**Exercise directions**
Gather all lines in the data that hold the string "median".

═════ Data provided ═════

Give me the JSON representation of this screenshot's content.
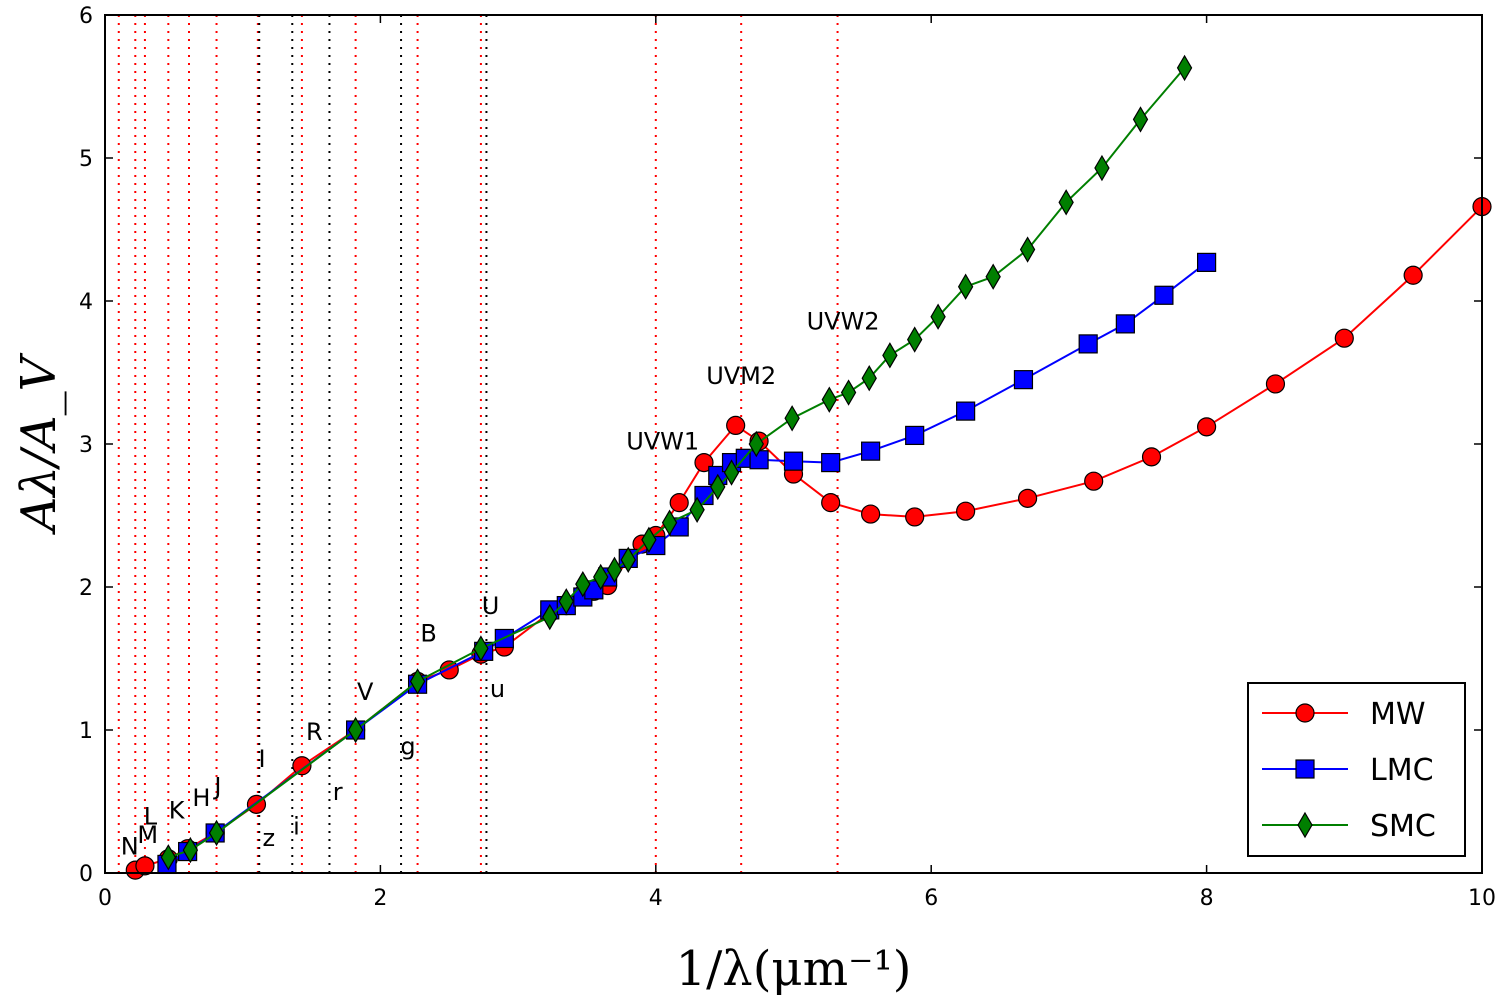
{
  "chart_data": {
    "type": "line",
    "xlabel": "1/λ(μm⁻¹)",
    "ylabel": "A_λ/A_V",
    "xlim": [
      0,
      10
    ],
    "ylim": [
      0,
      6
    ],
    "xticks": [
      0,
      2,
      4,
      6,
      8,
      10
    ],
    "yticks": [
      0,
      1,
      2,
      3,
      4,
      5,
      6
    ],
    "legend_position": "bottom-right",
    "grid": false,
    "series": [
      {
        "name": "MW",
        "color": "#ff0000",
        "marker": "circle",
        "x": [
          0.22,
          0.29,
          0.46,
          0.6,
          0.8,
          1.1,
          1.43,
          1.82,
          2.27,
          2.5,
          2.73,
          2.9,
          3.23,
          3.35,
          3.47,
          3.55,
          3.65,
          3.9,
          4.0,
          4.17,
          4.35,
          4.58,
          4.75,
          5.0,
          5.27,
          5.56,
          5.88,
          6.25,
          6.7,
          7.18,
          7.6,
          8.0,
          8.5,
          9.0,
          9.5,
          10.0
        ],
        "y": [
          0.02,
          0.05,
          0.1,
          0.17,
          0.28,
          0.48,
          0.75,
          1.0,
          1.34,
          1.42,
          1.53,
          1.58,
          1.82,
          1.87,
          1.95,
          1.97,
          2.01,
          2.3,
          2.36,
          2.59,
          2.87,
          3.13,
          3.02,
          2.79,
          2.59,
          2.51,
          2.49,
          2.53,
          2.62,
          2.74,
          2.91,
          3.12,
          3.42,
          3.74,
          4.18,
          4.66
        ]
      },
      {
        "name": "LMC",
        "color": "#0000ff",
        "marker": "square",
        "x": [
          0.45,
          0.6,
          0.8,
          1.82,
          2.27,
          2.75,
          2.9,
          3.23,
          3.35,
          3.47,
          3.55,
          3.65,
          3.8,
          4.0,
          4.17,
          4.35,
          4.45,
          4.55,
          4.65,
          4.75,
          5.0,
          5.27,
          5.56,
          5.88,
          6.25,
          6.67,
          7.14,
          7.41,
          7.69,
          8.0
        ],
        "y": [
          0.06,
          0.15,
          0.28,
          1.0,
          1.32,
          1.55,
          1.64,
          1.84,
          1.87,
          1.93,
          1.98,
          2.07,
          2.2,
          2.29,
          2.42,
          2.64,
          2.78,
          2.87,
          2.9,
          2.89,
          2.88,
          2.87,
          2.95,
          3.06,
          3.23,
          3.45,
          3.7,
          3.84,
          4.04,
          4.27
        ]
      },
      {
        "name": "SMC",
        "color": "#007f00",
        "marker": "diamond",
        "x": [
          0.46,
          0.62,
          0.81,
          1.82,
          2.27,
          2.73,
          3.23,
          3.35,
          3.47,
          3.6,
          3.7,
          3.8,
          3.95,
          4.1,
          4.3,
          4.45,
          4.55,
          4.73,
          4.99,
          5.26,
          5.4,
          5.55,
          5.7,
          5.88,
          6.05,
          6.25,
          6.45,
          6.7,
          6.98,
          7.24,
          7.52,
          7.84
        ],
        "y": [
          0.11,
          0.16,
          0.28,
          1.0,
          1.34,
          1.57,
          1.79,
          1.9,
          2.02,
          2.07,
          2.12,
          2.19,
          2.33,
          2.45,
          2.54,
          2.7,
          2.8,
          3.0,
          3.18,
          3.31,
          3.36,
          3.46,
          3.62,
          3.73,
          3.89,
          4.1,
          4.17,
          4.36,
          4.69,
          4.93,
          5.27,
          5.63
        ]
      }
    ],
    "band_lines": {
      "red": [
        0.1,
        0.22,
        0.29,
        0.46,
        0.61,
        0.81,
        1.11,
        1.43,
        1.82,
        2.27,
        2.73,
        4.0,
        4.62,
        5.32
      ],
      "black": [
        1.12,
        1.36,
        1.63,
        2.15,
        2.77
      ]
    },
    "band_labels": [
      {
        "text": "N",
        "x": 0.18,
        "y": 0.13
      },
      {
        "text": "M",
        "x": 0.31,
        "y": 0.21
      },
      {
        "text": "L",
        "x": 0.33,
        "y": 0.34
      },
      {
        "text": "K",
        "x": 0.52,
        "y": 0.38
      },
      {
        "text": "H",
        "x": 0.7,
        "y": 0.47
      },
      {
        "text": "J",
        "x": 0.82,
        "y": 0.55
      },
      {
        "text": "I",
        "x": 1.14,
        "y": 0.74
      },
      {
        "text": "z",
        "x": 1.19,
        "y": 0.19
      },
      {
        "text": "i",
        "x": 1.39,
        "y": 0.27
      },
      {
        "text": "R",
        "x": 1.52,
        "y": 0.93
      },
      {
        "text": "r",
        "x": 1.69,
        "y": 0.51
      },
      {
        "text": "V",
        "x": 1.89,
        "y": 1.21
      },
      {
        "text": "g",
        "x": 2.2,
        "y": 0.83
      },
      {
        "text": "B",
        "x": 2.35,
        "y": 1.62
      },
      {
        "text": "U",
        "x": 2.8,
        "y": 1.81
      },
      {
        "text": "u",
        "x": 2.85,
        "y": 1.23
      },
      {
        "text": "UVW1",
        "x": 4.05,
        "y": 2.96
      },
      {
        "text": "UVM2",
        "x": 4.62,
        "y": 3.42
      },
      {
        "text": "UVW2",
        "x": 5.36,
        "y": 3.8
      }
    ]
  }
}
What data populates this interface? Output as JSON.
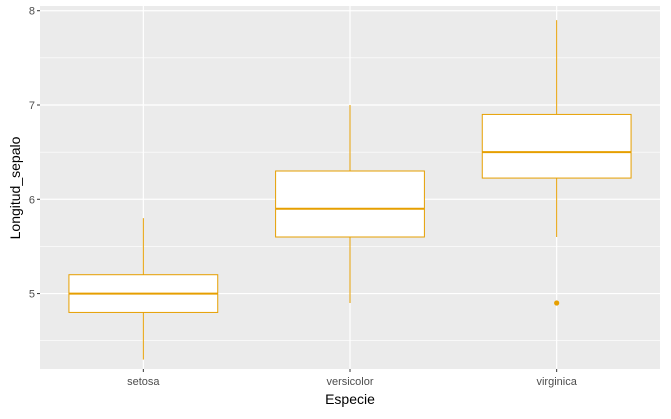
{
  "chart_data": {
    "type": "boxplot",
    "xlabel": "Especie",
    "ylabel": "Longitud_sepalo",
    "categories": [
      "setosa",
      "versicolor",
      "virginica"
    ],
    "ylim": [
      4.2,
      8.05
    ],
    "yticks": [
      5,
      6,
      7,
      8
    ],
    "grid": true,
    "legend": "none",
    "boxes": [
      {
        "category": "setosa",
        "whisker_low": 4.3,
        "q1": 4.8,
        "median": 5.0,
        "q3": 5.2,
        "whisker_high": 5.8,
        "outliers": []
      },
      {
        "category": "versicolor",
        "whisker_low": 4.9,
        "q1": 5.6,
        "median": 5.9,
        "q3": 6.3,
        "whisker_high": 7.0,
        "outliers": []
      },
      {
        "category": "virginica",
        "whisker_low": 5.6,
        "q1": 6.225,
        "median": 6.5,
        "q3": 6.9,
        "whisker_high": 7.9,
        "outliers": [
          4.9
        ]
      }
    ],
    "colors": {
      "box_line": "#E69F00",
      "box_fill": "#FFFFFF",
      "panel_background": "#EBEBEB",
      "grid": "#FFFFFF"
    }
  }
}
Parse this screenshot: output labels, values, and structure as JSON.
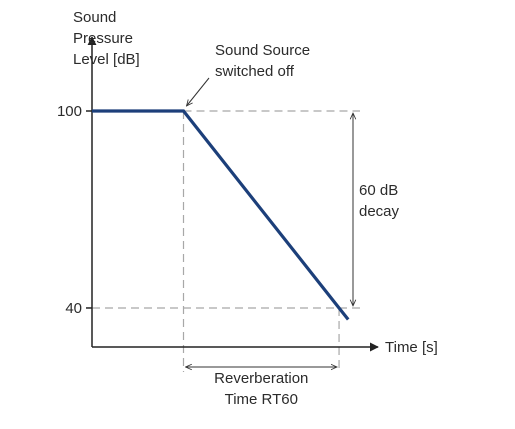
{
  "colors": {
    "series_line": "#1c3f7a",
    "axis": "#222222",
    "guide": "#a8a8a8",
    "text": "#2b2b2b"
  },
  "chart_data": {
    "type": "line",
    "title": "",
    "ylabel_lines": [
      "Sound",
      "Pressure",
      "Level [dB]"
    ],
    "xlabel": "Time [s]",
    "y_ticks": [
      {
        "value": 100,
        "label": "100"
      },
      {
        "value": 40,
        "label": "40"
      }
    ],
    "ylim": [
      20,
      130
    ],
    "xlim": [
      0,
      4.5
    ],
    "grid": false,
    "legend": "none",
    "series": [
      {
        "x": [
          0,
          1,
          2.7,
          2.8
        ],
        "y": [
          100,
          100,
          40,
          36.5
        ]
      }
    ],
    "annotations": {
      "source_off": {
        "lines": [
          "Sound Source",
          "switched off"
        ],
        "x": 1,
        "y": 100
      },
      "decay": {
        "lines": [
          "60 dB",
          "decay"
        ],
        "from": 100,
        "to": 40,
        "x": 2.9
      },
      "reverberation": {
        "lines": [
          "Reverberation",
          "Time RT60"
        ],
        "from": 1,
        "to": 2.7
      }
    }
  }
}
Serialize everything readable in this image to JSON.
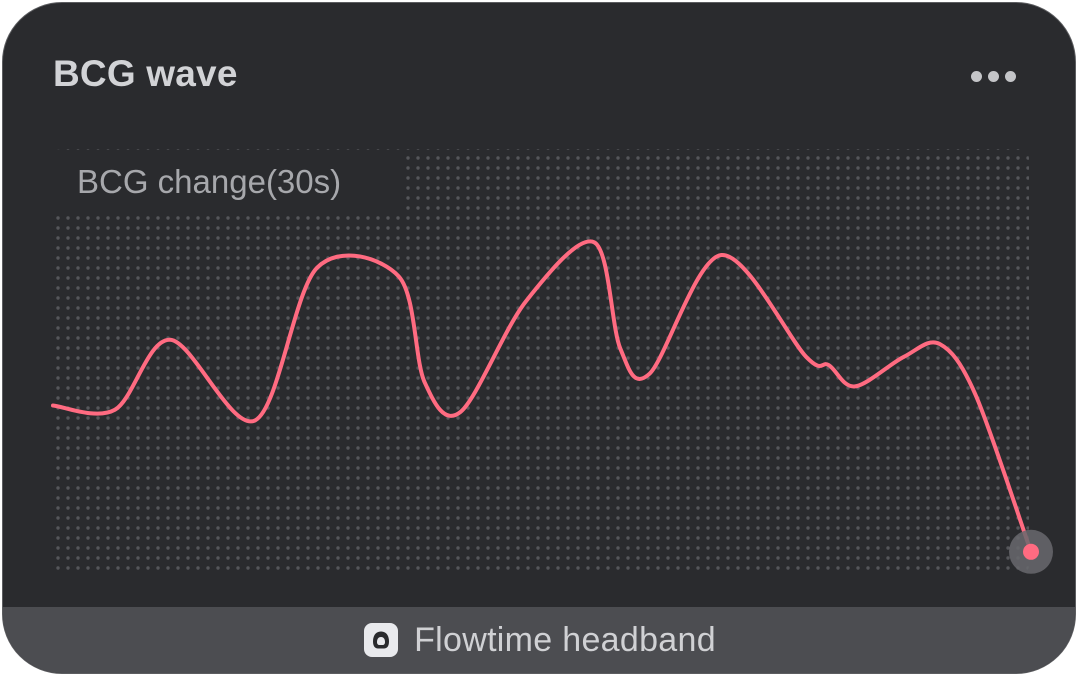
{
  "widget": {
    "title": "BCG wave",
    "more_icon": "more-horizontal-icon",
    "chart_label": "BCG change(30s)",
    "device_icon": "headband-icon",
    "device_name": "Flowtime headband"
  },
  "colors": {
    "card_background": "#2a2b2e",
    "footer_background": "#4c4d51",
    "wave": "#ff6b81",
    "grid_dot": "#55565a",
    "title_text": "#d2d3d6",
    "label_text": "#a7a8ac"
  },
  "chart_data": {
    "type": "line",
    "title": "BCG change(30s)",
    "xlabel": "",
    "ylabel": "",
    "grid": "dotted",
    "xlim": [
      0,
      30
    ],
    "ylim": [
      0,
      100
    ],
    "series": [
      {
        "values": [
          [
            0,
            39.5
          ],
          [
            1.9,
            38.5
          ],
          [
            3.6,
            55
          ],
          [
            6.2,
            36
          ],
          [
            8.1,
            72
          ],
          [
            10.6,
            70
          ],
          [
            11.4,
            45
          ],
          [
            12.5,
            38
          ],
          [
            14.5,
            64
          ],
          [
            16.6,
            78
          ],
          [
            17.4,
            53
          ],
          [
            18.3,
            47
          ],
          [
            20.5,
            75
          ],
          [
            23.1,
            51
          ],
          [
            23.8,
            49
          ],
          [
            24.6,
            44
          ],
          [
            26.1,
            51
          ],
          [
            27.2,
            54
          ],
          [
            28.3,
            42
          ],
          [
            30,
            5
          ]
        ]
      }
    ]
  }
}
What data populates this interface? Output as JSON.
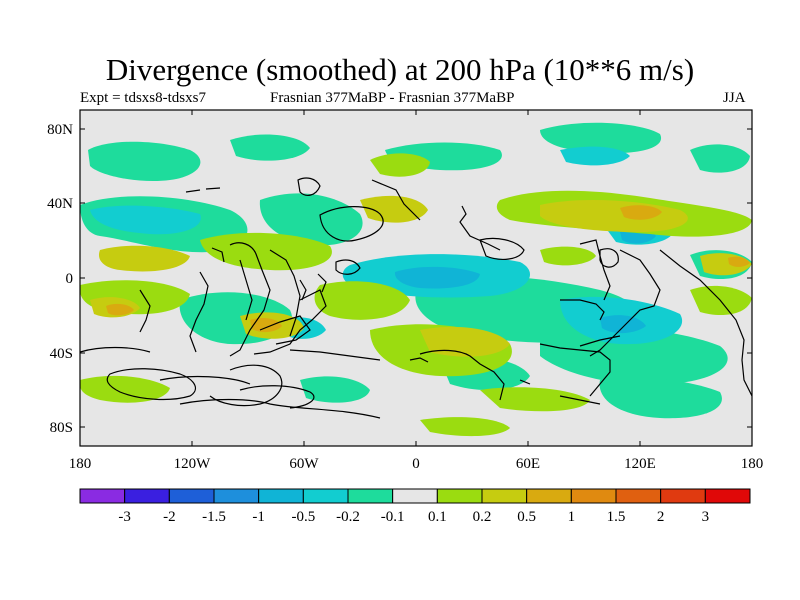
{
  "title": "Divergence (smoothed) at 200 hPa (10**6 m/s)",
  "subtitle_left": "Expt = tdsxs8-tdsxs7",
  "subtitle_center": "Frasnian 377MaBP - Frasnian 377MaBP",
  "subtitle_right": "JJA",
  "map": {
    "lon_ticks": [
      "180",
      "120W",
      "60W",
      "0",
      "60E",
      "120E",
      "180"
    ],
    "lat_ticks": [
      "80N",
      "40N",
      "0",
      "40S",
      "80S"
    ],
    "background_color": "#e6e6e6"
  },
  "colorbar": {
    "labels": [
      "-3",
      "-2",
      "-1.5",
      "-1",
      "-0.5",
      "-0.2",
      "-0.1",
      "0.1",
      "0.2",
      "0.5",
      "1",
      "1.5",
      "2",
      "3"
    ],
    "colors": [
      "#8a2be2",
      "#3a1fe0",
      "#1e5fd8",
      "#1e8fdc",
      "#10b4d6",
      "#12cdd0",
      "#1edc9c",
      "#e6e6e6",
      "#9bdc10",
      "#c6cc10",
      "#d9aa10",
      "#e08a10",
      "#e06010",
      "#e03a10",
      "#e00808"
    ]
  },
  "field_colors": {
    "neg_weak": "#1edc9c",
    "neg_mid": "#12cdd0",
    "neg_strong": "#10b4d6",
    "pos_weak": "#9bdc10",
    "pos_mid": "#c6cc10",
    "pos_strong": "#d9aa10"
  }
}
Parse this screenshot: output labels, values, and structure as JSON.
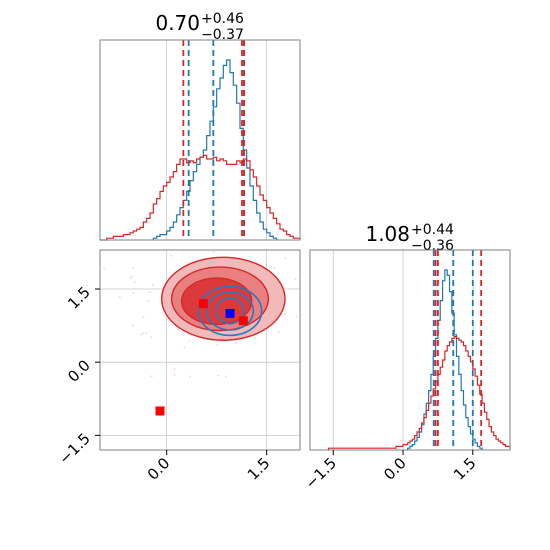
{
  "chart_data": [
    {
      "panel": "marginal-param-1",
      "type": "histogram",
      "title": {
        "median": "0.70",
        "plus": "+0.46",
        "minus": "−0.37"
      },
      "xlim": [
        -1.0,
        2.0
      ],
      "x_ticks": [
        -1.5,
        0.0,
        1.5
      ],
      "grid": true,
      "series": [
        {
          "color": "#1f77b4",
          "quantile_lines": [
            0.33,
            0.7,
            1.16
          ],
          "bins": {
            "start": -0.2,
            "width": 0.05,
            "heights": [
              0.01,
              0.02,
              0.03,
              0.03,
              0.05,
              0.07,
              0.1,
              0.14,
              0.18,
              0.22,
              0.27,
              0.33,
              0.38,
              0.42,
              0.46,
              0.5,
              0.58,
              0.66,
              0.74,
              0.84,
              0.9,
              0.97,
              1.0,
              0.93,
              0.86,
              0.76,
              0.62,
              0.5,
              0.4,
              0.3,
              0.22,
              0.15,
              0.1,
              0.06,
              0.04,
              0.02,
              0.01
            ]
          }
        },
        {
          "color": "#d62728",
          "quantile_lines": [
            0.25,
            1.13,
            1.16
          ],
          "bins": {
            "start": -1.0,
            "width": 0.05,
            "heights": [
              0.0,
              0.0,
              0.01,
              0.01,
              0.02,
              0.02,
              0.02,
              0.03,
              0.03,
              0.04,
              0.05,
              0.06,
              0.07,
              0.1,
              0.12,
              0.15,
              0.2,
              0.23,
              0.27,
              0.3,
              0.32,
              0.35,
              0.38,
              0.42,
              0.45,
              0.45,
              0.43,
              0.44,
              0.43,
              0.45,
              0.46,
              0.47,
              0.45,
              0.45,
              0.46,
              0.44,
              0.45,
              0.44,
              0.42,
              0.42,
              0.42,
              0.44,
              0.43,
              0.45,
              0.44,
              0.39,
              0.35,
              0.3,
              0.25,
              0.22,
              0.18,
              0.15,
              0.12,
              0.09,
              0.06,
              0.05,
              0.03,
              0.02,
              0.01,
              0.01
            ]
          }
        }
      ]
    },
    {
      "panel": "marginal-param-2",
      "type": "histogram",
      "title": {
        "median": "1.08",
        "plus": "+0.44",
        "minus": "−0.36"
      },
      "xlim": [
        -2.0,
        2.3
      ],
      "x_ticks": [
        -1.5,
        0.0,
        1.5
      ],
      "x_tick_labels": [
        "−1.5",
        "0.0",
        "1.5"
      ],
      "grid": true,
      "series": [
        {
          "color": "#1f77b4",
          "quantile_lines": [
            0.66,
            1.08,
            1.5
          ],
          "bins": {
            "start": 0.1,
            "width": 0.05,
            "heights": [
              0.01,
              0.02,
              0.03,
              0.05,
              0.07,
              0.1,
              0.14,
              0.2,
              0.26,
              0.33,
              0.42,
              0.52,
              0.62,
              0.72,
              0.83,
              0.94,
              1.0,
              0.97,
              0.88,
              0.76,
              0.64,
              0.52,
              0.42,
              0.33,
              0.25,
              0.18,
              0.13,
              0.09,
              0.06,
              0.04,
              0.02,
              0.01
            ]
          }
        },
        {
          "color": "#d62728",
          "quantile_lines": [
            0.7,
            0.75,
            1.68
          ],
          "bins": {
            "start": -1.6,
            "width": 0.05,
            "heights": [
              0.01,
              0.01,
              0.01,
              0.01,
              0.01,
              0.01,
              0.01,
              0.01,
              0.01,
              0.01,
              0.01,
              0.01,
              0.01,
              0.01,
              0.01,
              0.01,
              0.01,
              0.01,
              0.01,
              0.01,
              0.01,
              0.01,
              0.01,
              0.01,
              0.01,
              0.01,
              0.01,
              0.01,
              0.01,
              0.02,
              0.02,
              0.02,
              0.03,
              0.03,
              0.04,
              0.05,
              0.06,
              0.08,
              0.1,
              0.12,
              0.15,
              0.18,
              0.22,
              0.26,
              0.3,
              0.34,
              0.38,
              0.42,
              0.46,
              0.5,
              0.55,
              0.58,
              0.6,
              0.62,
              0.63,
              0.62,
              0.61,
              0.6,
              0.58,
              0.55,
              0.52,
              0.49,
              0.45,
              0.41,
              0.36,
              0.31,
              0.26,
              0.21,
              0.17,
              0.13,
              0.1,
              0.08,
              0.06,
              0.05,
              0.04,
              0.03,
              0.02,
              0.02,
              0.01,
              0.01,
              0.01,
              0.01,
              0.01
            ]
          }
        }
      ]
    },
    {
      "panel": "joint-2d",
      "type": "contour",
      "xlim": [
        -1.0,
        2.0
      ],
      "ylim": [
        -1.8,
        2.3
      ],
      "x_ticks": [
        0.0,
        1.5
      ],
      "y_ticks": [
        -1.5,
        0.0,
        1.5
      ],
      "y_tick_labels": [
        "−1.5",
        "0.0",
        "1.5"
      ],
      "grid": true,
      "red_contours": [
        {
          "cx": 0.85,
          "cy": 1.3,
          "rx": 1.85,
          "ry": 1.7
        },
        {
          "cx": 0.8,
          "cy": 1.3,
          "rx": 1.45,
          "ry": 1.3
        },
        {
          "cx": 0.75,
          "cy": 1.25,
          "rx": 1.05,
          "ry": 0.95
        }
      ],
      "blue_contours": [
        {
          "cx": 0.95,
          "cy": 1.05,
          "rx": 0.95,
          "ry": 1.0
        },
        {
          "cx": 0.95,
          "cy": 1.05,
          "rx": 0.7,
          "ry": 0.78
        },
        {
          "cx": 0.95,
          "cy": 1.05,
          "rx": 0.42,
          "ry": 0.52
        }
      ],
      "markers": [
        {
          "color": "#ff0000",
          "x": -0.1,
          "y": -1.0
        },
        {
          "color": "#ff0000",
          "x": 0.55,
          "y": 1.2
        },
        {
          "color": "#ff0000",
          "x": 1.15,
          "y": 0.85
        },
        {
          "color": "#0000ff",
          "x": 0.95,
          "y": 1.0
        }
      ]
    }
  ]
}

═════

**Reply to the task**
        "median": 5.0,
        "median": 5.9,
        "median": 6.5,
        "median": "0.70",
        "median": "1.08",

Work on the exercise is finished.